◆ **Dataset extract**
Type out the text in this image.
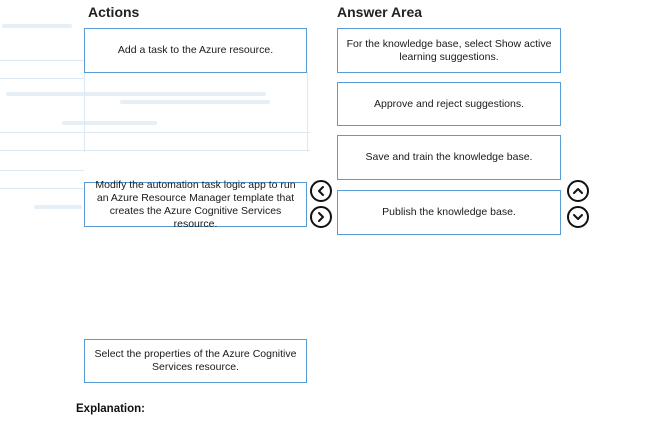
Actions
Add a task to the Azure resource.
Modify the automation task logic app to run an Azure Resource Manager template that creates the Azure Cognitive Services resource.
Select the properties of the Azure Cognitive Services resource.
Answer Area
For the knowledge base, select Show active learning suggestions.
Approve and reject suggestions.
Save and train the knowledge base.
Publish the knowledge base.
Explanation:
...
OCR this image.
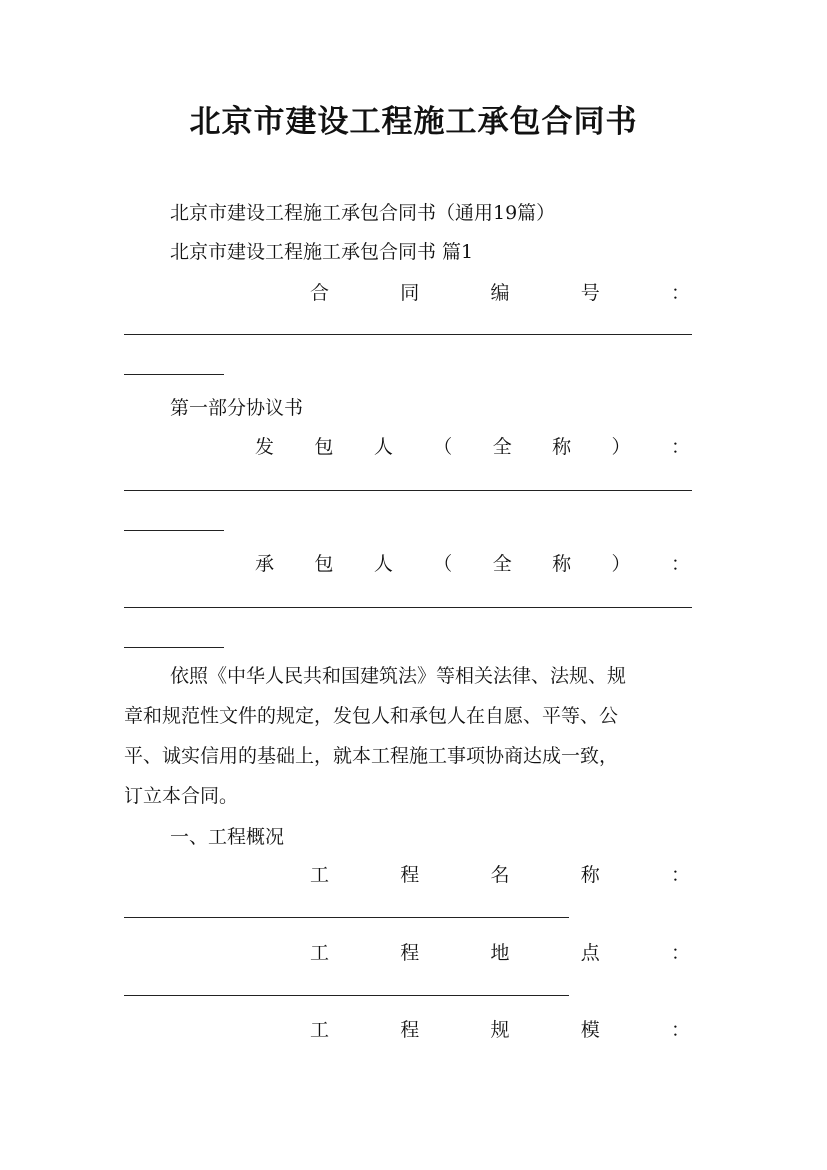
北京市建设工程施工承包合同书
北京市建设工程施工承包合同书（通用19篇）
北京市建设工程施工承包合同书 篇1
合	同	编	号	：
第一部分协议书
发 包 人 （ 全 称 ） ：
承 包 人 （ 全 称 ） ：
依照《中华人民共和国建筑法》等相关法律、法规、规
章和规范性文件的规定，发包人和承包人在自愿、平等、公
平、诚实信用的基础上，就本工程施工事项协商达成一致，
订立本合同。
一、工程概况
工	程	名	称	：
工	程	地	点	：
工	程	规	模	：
...
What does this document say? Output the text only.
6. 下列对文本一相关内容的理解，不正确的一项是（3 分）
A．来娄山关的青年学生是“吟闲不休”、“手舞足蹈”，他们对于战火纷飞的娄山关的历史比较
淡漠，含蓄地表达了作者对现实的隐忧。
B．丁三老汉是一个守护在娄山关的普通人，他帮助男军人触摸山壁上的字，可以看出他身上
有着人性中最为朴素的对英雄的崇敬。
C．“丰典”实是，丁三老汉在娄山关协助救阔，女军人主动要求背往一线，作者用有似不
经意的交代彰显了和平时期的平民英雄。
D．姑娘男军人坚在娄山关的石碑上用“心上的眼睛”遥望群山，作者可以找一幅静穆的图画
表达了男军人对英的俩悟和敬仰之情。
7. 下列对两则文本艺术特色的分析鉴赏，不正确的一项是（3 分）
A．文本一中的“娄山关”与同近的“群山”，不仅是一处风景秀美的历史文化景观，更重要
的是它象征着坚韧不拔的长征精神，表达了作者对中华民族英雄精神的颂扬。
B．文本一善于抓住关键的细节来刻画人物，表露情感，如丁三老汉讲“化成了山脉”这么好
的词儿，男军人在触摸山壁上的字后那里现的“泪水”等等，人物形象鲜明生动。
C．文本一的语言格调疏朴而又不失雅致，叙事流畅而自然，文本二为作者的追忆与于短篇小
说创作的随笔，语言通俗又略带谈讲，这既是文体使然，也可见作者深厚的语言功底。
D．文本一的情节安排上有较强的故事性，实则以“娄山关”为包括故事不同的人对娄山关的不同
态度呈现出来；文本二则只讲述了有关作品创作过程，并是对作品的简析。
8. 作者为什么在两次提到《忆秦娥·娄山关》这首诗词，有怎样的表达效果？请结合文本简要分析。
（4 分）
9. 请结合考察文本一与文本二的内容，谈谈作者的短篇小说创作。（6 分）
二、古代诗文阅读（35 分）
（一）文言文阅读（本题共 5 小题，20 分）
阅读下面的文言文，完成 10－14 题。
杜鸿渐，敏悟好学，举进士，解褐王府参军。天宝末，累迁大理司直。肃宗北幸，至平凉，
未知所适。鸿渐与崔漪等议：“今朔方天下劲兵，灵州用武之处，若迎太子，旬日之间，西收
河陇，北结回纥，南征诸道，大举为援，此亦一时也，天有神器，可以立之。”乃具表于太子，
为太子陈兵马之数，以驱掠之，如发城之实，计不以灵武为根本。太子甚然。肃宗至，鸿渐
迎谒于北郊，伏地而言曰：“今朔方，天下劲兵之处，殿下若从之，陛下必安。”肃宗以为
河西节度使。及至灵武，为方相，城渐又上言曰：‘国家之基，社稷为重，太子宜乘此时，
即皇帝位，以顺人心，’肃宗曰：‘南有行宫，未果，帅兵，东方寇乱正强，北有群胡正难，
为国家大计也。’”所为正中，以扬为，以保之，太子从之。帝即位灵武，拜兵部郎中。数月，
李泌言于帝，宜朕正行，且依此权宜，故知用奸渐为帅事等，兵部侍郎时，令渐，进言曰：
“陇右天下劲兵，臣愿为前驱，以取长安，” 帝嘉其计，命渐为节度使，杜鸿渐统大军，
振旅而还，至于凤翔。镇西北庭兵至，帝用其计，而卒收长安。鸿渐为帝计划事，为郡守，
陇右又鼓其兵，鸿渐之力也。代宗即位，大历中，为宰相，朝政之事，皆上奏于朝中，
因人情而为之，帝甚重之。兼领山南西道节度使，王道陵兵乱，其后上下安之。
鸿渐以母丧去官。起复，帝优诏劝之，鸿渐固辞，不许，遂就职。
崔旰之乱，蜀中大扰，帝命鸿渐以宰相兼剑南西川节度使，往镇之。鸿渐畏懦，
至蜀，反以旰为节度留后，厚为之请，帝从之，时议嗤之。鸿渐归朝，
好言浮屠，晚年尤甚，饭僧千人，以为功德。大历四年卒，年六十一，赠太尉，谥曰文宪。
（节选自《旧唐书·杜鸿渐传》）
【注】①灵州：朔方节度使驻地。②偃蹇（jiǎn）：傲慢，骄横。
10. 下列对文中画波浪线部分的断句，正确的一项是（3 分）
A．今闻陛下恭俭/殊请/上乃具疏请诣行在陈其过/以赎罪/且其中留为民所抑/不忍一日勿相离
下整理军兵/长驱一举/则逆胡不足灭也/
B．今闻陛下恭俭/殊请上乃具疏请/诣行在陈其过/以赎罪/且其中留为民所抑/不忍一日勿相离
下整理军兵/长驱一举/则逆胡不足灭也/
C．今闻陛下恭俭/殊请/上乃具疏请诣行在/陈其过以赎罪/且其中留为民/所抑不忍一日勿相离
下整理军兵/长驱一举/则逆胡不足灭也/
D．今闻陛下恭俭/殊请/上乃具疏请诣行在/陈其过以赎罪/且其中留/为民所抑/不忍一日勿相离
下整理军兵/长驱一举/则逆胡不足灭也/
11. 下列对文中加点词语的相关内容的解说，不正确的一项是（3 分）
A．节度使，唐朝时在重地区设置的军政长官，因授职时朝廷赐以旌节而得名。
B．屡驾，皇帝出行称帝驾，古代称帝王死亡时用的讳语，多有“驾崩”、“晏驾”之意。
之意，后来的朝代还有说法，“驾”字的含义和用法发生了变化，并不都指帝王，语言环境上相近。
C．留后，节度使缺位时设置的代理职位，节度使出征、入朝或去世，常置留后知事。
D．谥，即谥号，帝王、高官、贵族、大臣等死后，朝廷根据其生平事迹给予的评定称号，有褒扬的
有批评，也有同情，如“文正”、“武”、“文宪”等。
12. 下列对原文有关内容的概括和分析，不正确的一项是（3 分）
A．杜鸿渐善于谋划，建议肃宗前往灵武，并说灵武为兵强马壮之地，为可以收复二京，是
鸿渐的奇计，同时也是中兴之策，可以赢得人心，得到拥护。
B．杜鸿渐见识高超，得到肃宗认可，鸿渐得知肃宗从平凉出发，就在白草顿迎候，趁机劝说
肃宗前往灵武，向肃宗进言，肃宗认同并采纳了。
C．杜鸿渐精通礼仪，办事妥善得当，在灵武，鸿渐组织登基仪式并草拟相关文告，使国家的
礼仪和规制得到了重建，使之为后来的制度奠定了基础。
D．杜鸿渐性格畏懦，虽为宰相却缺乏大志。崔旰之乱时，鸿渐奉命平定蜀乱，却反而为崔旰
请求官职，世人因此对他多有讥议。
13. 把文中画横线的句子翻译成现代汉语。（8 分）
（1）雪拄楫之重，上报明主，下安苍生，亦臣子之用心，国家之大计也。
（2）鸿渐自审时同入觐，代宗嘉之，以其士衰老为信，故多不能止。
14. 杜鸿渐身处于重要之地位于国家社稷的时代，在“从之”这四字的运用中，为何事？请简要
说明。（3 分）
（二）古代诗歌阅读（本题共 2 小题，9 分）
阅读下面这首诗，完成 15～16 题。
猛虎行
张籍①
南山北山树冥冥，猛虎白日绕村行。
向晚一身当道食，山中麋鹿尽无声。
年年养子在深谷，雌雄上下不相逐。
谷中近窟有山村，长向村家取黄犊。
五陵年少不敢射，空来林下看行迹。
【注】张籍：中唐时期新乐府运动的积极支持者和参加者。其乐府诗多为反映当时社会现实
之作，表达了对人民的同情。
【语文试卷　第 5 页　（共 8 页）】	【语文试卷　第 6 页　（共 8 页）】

◆ **What is required**
Show each line of the data that contains the string "suggestions".

◆ **Final result**
For the knowledge base, select Show active learning suggestions.
Approve and reject suggestions.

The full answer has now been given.